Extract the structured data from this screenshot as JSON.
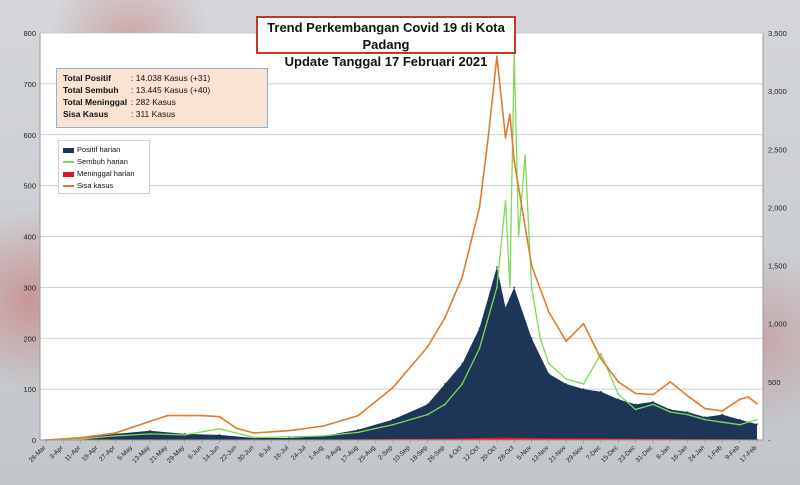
{
  "title": {
    "line1": "Trend Perkembangan Covid 19 di Kota Padang",
    "line2": "Update Tanggal  17 Februari 2021"
  },
  "summary": [
    {
      "label": "Total Positif",
      "value": ": 14.038 Kasus (+31)"
    },
    {
      "label": "Total Sembuh",
      "value": ": 13.445 Kasus (+40)"
    },
    {
      "label": "Total Meninggal",
      "value": ":       282 Kasus"
    },
    {
      "label": "Sisa Kasus",
      "value": ":       311 Kasus"
    }
  ],
  "colors": {
    "positif": "#1d3557",
    "sembuh": "#7ed957",
    "meninggal": "#e0141e",
    "sisa": "#e07b2b",
    "title_border": "#c0392b"
  },
  "chart_data": {
    "type": "area",
    "title": "Trend Perkembangan Covid 19 di Kota Padang",
    "subtitle": "Update Tanggal  17 Februari 2021",
    "y_left": {
      "min": 0,
      "max": 800,
      "ticks": [
        "0",
        "100",
        "200",
        "300",
        "400",
        "500",
        "600",
        "700",
        "800"
      ]
    },
    "y_right": {
      "min": 0,
      "max": 3500,
      "ticks": [
        "-",
        "500",
        "1,000",
        "1,500",
        "2,000",
        "2,500",
        "3,000",
        "3,500"
      ]
    },
    "x_tick_labels": [
      "26-Mar",
      "3-Apr",
      "11-Apr",
      "19-Apr",
      "27-Apr",
      "5-May",
      "13-May",
      "21-May",
      "29-May",
      "6-Jun",
      "14-Jun",
      "22-Jun",
      "30-Jun",
      "8-Jul",
      "16-Jul",
      "24-Jul",
      "1-Aug",
      "9-Aug",
      "17-Aug",
      "25-Aug",
      "2-Sep",
      "10-Sep",
      "18-Sep",
      "26-Sep",
      "4-Oct",
      "12-Oct",
      "20-Oct",
      "28-Oct",
      "5-Nov",
      "13-Nov",
      "21-Nov",
      "29-Nov",
      "7-Dec",
      "15-Dec",
      "23-Dec",
      "31-Dec",
      "8-Jan",
      "16-Jan",
      "24-Jan",
      "1-Feb",
      "9-Feb",
      "17-Feb"
    ],
    "legend_position": "top-left",
    "grid": true,
    "series": [
      {
        "name": "Positif harian",
        "axis": "left",
        "kind": "area",
        "x": [
          "26-Mar",
          "11-Apr",
          "27-Apr",
          "13-May",
          "29-May",
          "14-Jun",
          "30-Jun",
          "16-Jul",
          "1-Aug",
          "17-Aug",
          "2-Sep",
          "18-Sep",
          "26-Sep",
          "4-Oct",
          "12-Oct",
          "20-Oct",
          "24-Oct",
          "28-Oct",
          "5-Nov",
          "13-Nov",
          "21-Nov",
          "29-Nov",
          "7-Dec",
          "15-Dec",
          "23-Dec",
          "31-Dec",
          "8-Jan",
          "16-Jan",
          "24-Jan",
          "1-Feb",
          "9-Feb",
          "17-Feb"
        ],
        "values": [
          0,
          3,
          12,
          18,
          12,
          10,
          4,
          4,
          8,
          20,
          40,
          70,
          110,
          150,
          220,
          340,
          260,
          300,
          200,
          130,
          110,
          100,
          95,
          80,
          70,
          75,
          60,
          55,
          45,
          50,
          40,
          31
        ]
      },
      {
        "name": "Sembuh harian",
        "axis": "left",
        "kind": "line",
        "x": [
          "26-Mar",
          "11-Apr",
          "27-Apr",
          "13-May",
          "29-May",
          "14-Jun",
          "30-Jun",
          "16-Jul",
          "1-Aug",
          "17-Aug",
          "2-Sep",
          "18-Sep",
          "26-Sep",
          "4-Oct",
          "12-Oct",
          "20-Oct",
          "24-Oct",
          "26-Oct",
          "28-Oct",
          "30-Oct",
          "2-Nov",
          "5-Nov",
          "9-Nov",
          "13-Nov",
          "21-Nov",
          "29-Nov",
          "7-Dec",
          "15-Dec",
          "23-Dec",
          "31-Dec",
          "8-Jan",
          "16-Jan",
          "24-Jan",
          "1-Feb",
          "9-Feb",
          "17-Feb"
        ],
        "values": [
          0,
          2,
          8,
          12,
          10,
          22,
          5,
          6,
          8,
          15,
          30,
          50,
          70,
          110,
          180,
          300,
          470,
          300,
          760,
          400,
          560,
          300,
          200,
          150,
          120,
          110,
          170,
          90,
          60,
          70,
          55,
          50,
          40,
          35,
          30,
          40
        ]
      },
      {
        "name": "Meninggal harian",
        "axis": "left",
        "kind": "area",
        "x": [
          "26-Mar",
          "1-Aug",
          "2-Sep",
          "4-Oct",
          "20-Oct",
          "5-Nov",
          "7-Dec",
          "8-Jan",
          "17-Feb"
        ],
        "values": [
          0,
          1,
          2,
          3,
          5,
          4,
          3,
          2,
          1
        ]
      },
      {
        "name": "Sisa kasus",
        "axis": "right",
        "kind": "line",
        "x": [
          "26-Mar",
          "11-Apr",
          "27-Apr",
          "13-May",
          "21-May",
          "29-May",
          "6-Jun",
          "14-Jun",
          "22-Jun",
          "30-Jun",
          "16-Jul",
          "1-Aug",
          "17-Aug",
          "2-Sep",
          "18-Sep",
          "26-Sep",
          "4-Oct",
          "12-Oct",
          "16-Oct",
          "20-Oct",
          "24-Oct",
          "26-Oct",
          "28-Oct",
          "5-Nov",
          "13-Nov",
          "21-Nov",
          "29-Nov",
          "7-Dec",
          "15-Dec",
          "23-Dec",
          "31-Dec",
          "8-Jan",
          "16-Jan",
          "24-Jan",
          "1-Feb",
          "9-Feb",
          "13-Feb",
          "17-Feb"
        ],
        "values": [
          0,
          20,
          60,
          160,
          210,
          210,
          210,
          200,
          100,
          60,
          80,
          120,
          210,
          450,
          800,
          1050,
          1400,
          2000,
          2600,
          3300,
          2600,
          2800,
          2400,
          1500,
          1100,
          850,
          1000,
          700,
          500,
          400,
          390,
          500,
          380,
          270,
          250,
          350,
          370,
          311
        ]
      }
    ]
  }
}
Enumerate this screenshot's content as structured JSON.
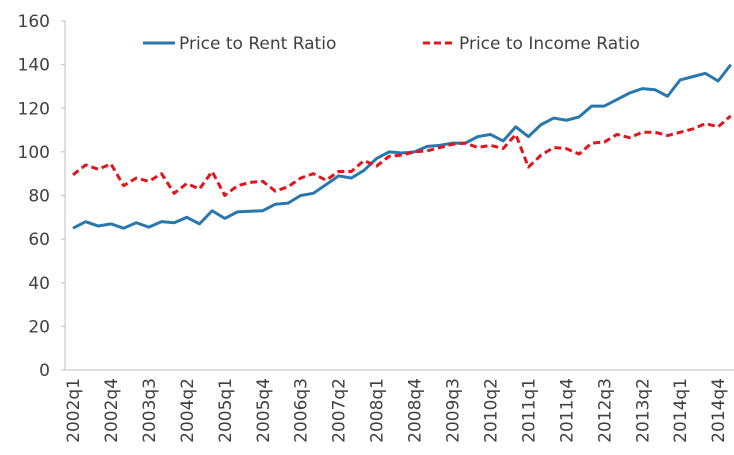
{
  "chart_data": {
    "type": "line",
    "categories": [
      "2002q1",
      null,
      null,
      "2002q4",
      null,
      null,
      "2003q3",
      null,
      null,
      "2004q2",
      null,
      null,
      "2005q1",
      null,
      null,
      "2005q4",
      null,
      null,
      "2006q3",
      null,
      null,
      "2007q2",
      null,
      null,
      "2008q1",
      null,
      null,
      "2008q4",
      null,
      null,
      "2009q3",
      null,
      null,
      "2010q2",
      null,
      null,
      "2011q1",
      null,
      null,
      "2011q4",
      null,
      null,
      "2012q3",
      null,
      null,
      "2013q2",
      null,
      null,
      "2014q1",
      null,
      null,
      "2014q4",
      null
    ],
    "series": [
      {
        "name": "Price to Rent Ratio",
        "color": "#2878ad",
        "dashed": false,
        "values": [
          65,
          68,
          66,
          67,
          65,
          67.5,
          65.5,
          68,
          67.5,
          70,
          67,
          73,
          69.5,
          72.5,
          72.8,
          73,
          76,
          76.5,
          80,
          81,
          85,
          89,
          88,
          91.5,
          97,
          100,
          99.5,
          100,
          102.5,
          103,
          104,
          104,
          107,
          108,
          105,
          111.5,
          107,
          112.5,
          115.5,
          114.5,
          116,
          121,
          121,
          124,
          127,
          129,
          128.5,
          125.5,
          133,
          134.5,
          136,
          132.5,
          140
        ]
      },
      {
        "name": "Price to Income Ratio",
        "color": "#e3141c",
        "dashed": true,
        "values": [
          89.5,
          94,
          92,
          94.5,
          84.5,
          88,
          86.5,
          90,
          81,
          85.5,
          83,
          91,
          80,
          84.5,
          86,
          86.5,
          82,
          84,
          88,
          90,
          87,
          91,
          91,
          96,
          93.5,
          98,
          98.5,
          100,
          100.5,
          102,
          103.5,
          104,
          102,
          103,
          101.5,
          108,
          93,
          98.5,
          102,
          101.5,
          99,
          104,
          104.5,
          108,
          106.5,
          109,
          109,
          107.5,
          109,
          110.5,
          113,
          111.5,
          116.5
        ]
      }
    ],
    "ylim": [
      0,
      160
    ],
    "yticks": [
      0,
      20,
      40,
      60,
      80,
      100,
      120,
      140,
      160
    ]
  }
}
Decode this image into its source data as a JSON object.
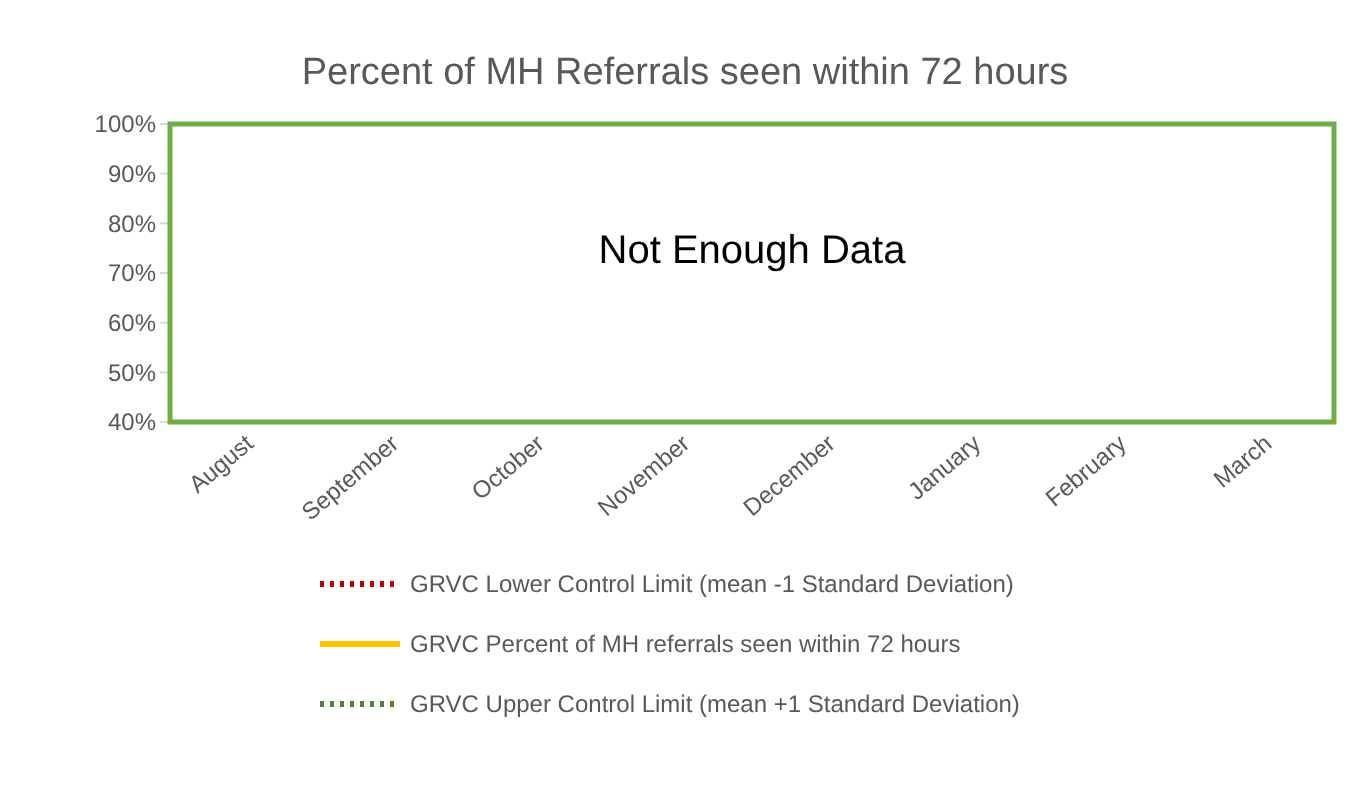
{
  "chart_data": {
    "type": "line",
    "title": "Percent of MH Referrals seen within 72 hours",
    "categories": [
      "August",
      "September",
      "October",
      "November",
      "December",
      "January",
      "February",
      "March"
    ],
    "series": [
      {
        "name": "GRVC Lower Control Limit (mean -1 Standard Deviation)",
        "color": "#c00000",
        "line_style": "dotted",
        "values": [
          null,
          null,
          null,
          null,
          null,
          null,
          null,
          null
        ]
      },
      {
        "name": "GRVC Percent of MH referrals seen within 72 hours",
        "color": "#ffc000",
        "line_style": "solid",
        "values": [
          null,
          null,
          null,
          null,
          null,
          null,
          null,
          null
        ]
      },
      {
        "name": "GRVC Upper Control Limit (mean +1 Standard Deviation)",
        "color": "#548235",
        "line_style": "dotted",
        "values": [
          null,
          null,
          null,
          null,
          null,
          null,
          null,
          null
        ]
      }
    ],
    "ylim": [
      40,
      100
    ],
    "yticks": [
      {
        "value": 40,
        "label": "40%"
      },
      {
        "value": 50,
        "label": "50%"
      },
      {
        "value": 60,
        "label": "60%"
      },
      {
        "value": 70,
        "label": "70%"
      },
      {
        "value": 80,
        "label": "80%"
      },
      {
        "value": 90,
        "label": "90%"
      },
      {
        "value": 100,
        "label": "100%"
      }
    ],
    "grid": false,
    "legend": "bottom",
    "marker": "none",
    "annotations": [
      "Not Enough Data"
    ]
  }
}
##############################
Set exercise.
In the material above, show every line where the word "Control" turns up.

Complete answer.
        "name": "GRVC Lower Control Limit (mean -1 Standard Deviation)",
        "name": "GRVC Upper Control Limit (mean +1 Standard Deviation)",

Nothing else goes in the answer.